_WRITTEN TASKS_
a: Return, word for word, the passage of the Bayesian statistics post that begins at "This post is" and ends after "how this works!".
b: Recast the listing as a numbered list from its first line through the line containing "message-bubble: Hello, are", omitting any blank lines.

_TEXT_
Figuring out Bayesian statistics

Bayesian statistics
Bayesian statistics seems pretty cool, but I don’t really know how to apply it yet. In this blog post, I try to setup a Bayesian workflow that teaches both you and me how to do it.

November 24, 2022

This post is about figuring out how Bayesian statistics works and about developing a workflow to conduct Bayesian analyses. Specifically, I want to go through the process of running a Bayesian analysis and visualizing the different steps of that analysis in order to make sure I know what I’m doing. With a bit of luck this is educational and we’ll both end up learning how this works!

If you want to follow a long, run the following setup code.

# Load packages

# Load data
data <- read_csv("Howell1.csv")

# Set seed

# Set options

The data we will use to play with is the same data Richard McElreath uses in Chapter 4 of his amazing book called Statistical Rethinking. The data consists of partial census data of the !Kung San, compiled from interviews conducted by Nancy Howell in the late 1960s. Just like in the book, we will focus only on people 18 years or older, so in the code below we create a subset of the data and store the result in a data frame called data.

# Only select people older than 18
data <- filter(data, age >= 18)

# Show the first rows
Partial census data for the Dobe area !Kung San compiled by Nancy Howell in the late 1960s.

_AVAILABLE DATA_
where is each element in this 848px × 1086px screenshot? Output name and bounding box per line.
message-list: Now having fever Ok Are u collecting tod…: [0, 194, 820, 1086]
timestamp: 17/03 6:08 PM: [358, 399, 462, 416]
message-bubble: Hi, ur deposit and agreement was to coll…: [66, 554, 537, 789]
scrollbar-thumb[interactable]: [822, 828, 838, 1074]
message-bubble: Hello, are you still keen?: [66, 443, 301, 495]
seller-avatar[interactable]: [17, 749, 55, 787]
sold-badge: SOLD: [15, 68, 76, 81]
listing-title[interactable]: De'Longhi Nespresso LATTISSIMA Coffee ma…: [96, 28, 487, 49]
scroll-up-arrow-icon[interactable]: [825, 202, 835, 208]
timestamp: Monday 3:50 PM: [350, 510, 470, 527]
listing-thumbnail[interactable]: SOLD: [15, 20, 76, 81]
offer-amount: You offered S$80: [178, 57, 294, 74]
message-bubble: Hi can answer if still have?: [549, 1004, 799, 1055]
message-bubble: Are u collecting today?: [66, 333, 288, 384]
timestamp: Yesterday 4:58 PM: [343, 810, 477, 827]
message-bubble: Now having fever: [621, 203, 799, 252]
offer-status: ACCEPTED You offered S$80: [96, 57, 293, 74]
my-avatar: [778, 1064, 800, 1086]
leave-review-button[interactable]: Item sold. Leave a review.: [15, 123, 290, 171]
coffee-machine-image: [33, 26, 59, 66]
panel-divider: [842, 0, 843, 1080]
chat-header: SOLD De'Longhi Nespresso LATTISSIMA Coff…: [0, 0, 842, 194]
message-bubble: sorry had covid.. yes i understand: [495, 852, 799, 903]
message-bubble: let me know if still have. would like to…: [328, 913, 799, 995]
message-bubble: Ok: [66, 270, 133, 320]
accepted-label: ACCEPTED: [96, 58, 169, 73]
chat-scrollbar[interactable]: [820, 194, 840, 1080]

_CORRECT ANSWERS_
a:
This post is about figuring out how Bayesian statistics works and about developing a workflow to conduct Bayesian analyses. Specifically, I want to go through the process of running a Bayesian analysis and visualizing the different steps of that analysis in order to make sure I know what I’m doing. With a bit of luck this is educational and we’ll both end up learning how this works!

b:
1. where is each element in this 848px × 1086px screenshot? Output name and bounding box per line.
2. message-list: Now having fever Ok Are u collecting tod…: [0, 194, 820, 1086]
3. timestamp: 17/03 6:08 PM: [358, 399, 462, 416]
4. message-bubble: Hi, ur deposit and agreement was to coll…: [66, 554, 537, 789]
5. scrollbar-thumb[interactable]: [822, 828, 838, 1074]
6. message-bubble: Hello, are you still keen?: [66, 443, 301, 495]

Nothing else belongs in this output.